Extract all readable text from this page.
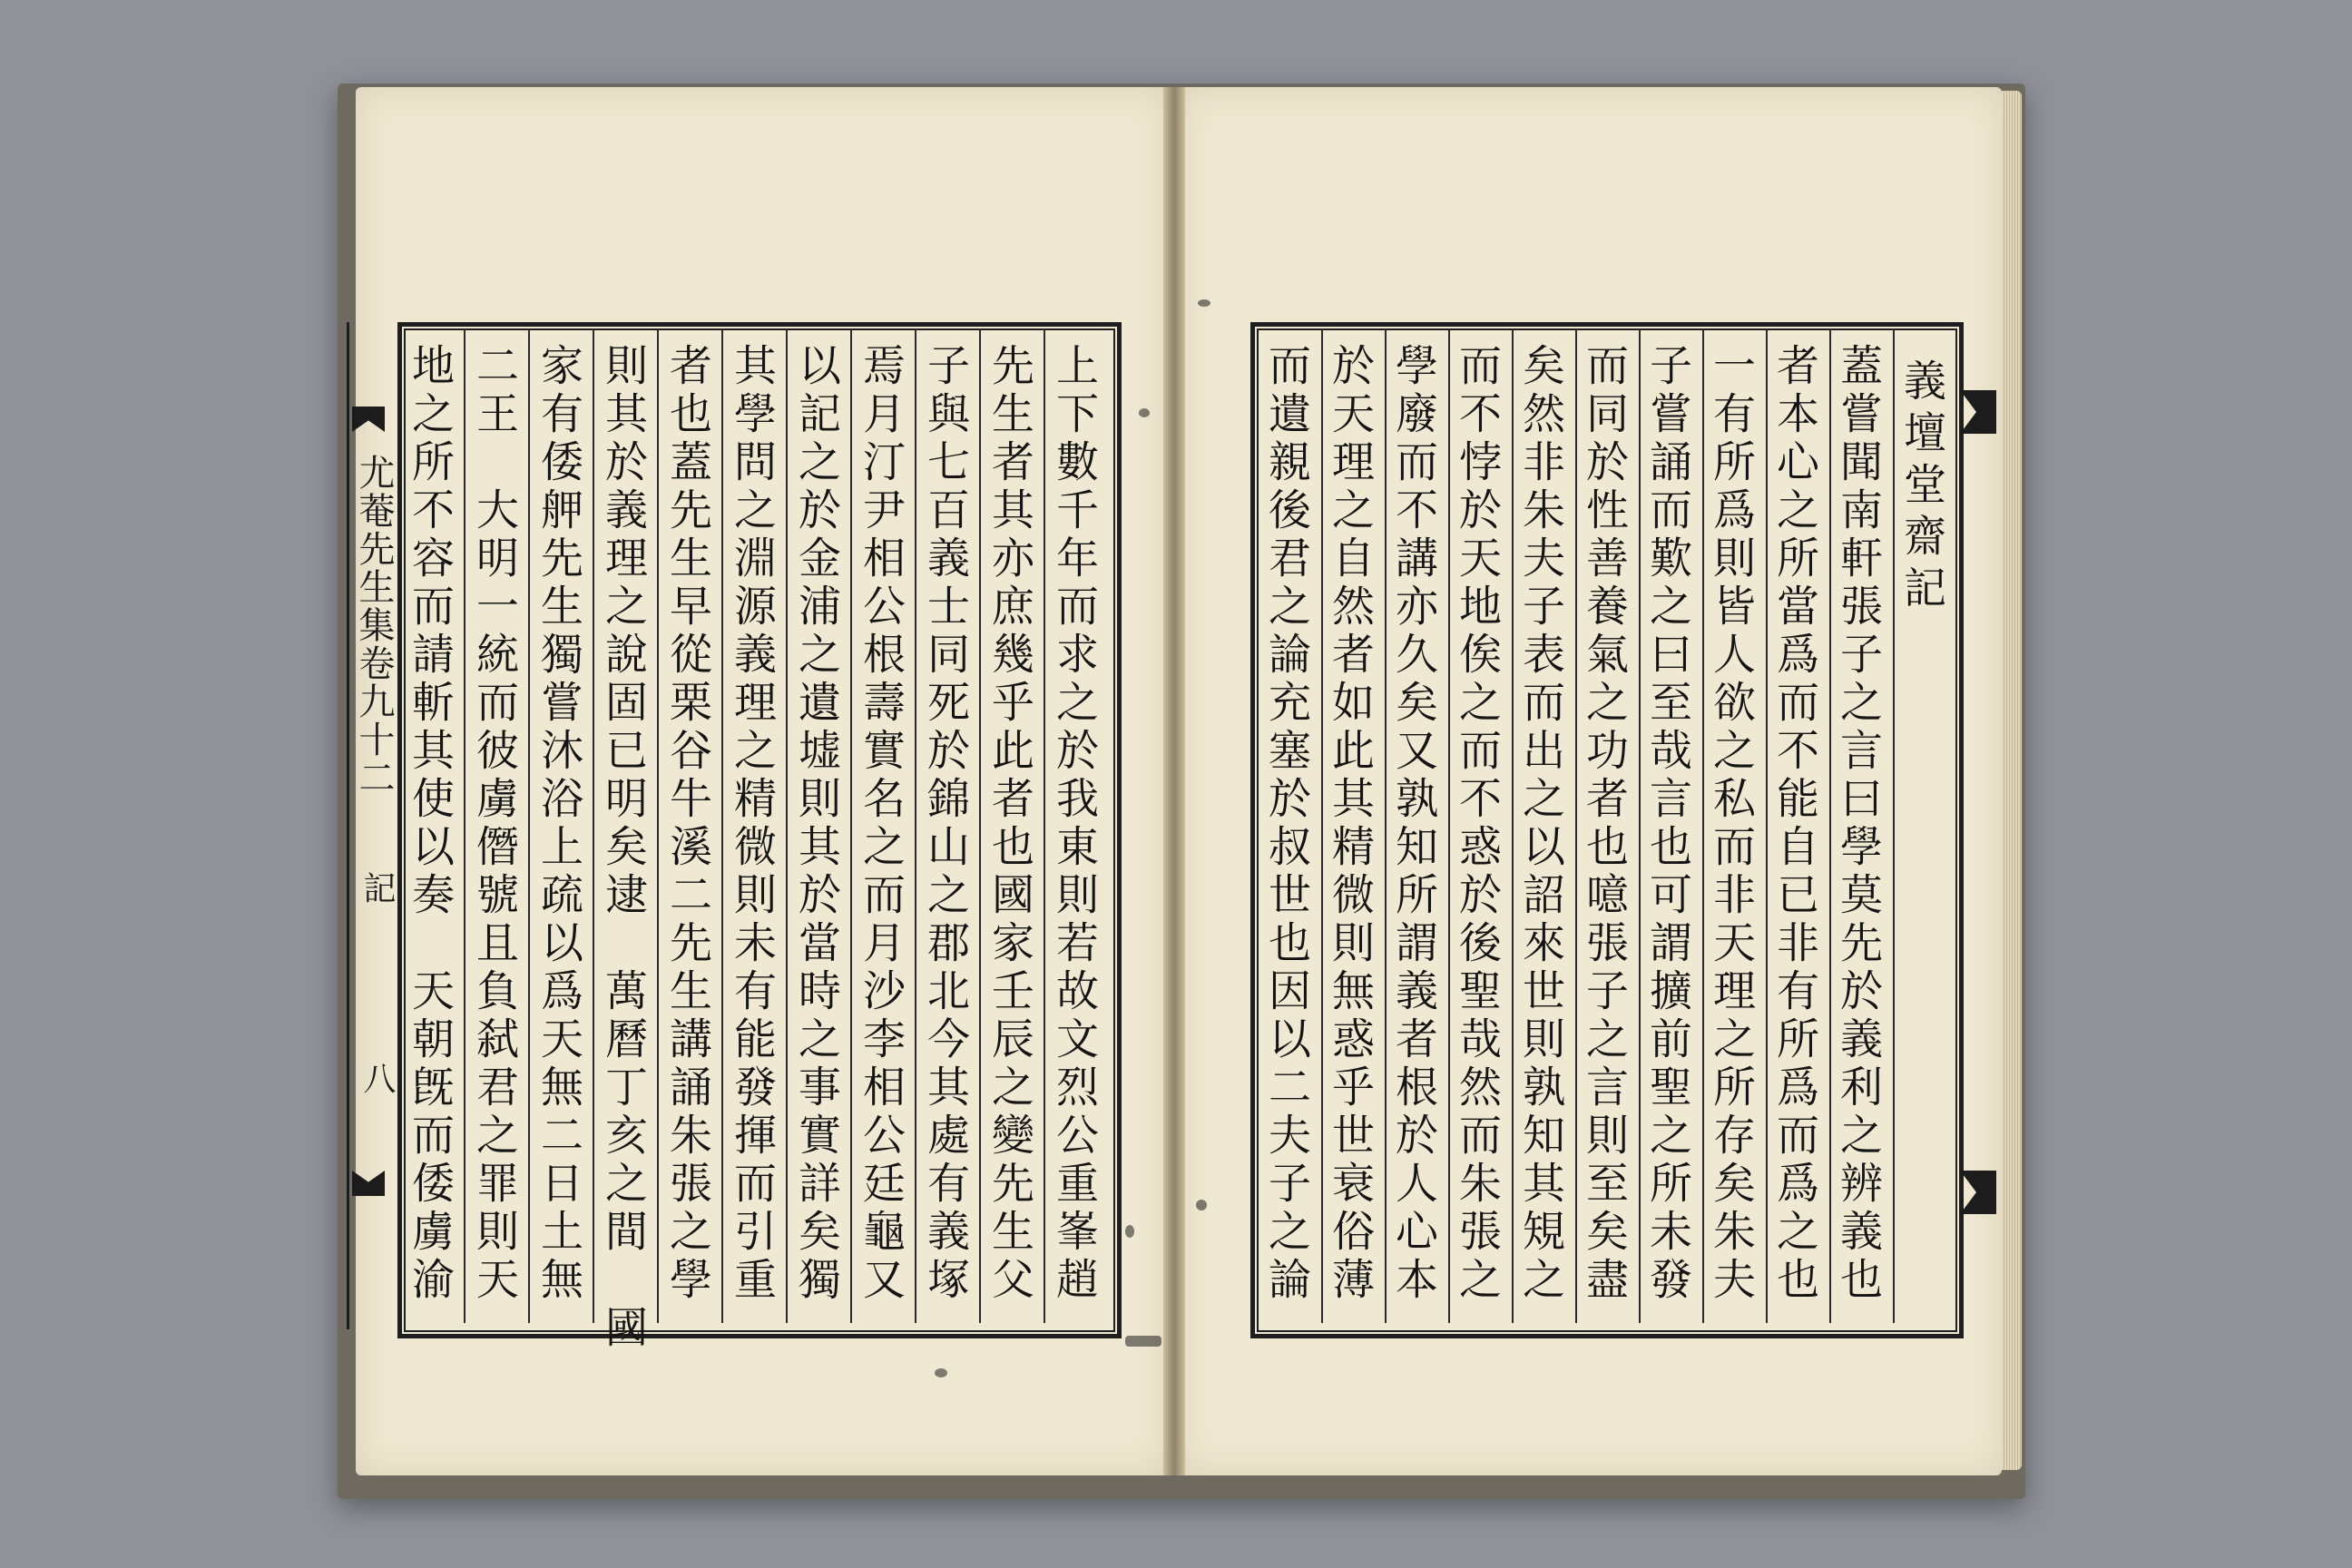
尤菴先生集卷九十二
記
八	上下數千年而求之於我東則若故文烈公重峯趙
先生者其亦庶幾乎此者也國家壬辰之變先生父
子與七百義士同死於錦山之郡北今其處有義塚
焉月汀尹相公根壽實名之而月沙李相公廷龜又
以記之於金浦之遺墟則其於當時之事實詳矣獨
其學問之淵源義理之精微則未有能發揮而引重
者也蓋先生早從栗谷牛溪二先生講誦朱張之學
則其於義理之說固已明矣逮　萬曆丁亥之間　國
家有倭舺先生獨嘗沐浴上疏以爲天無二日土無
二王　大明一統而彼虜僭號且負弑君之罪則天
地之所不容而請斬其使以奏　天朝旣而倭虜渝	義壇堂齋記
蓋嘗聞南軒張子之言曰學莫先於義利之辨義也
者本心之所當爲而不能自已非有所爲而爲之也
一有所爲則皆人欲之私而非天理之所存矣朱夫
子嘗誦而歎之曰至哉言也可謂擴前聖之所未發
而同於性善養氣之功者也噫張子之言則至矣盡
矣然非朱夫子表而出之以詔來世則孰知其䂓之
而不悖於天地俟之而不惑於後聖哉然而朱張之
學廢而不講亦久矣又孰知所謂義者根於人心本
於天理之自然者如此其精微則無惑乎世衰俗薄
而遺親後君之論充塞於叔世也因以二夫子之論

▸ TASK PROMPT: Will you restate every entry word for word and omit the images?

▸ PROBLEM SOLUTION:
Extract all readable text from this page.
尤菴先生集卷九十二
記
八	上下數千年而求之於我東則若故文烈公重峯趙
先生者其亦庶幾乎此者也國家壬辰之變先生父
子與七百義士同死於錦山之郡北今其處有義塚
焉月汀尹相公根壽實名之而月沙李相公廷龜又
以記之於金浦之遺墟則其於當時之事實詳矣獨
其學問之淵源義理之精微則未有能發揮而引重
者也蓋先生早從栗谷牛溪二先生講誦朱張之學
則其於義理之說固已明矣逮　萬曆丁亥之間　國
家有倭舺先生獨嘗沐浴上疏以爲天無二日土無
二王　大明一統而彼虜僭號且負弑君之罪則天
地之所不容而請斬其使以奏　天朝旣而倭虜渝	義壇堂齋記
蓋嘗聞南軒張子之言曰學莫先於義利之辨義也
者本心之所當爲而不能自已非有所爲而爲之也
一有所爲則皆人欲之私而非天理之所存矣朱夫
子嘗誦而歎之曰至哉言也可謂擴前聖之所未發
而同於性善養氣之功者也噫張子之言則至矣盡
矣然非朱夫子表而出之以詔來世則孰知其䂓之
而不悖於天地俟之而不惑於後聖哉然而朱張之
學廢而不講亦久矣又孰知所謂義者根於人心本
於天理之自然者如此其精微則無惑乎世衰俗薄
而遺親後君之論充塞於叔世也因以二夫子之論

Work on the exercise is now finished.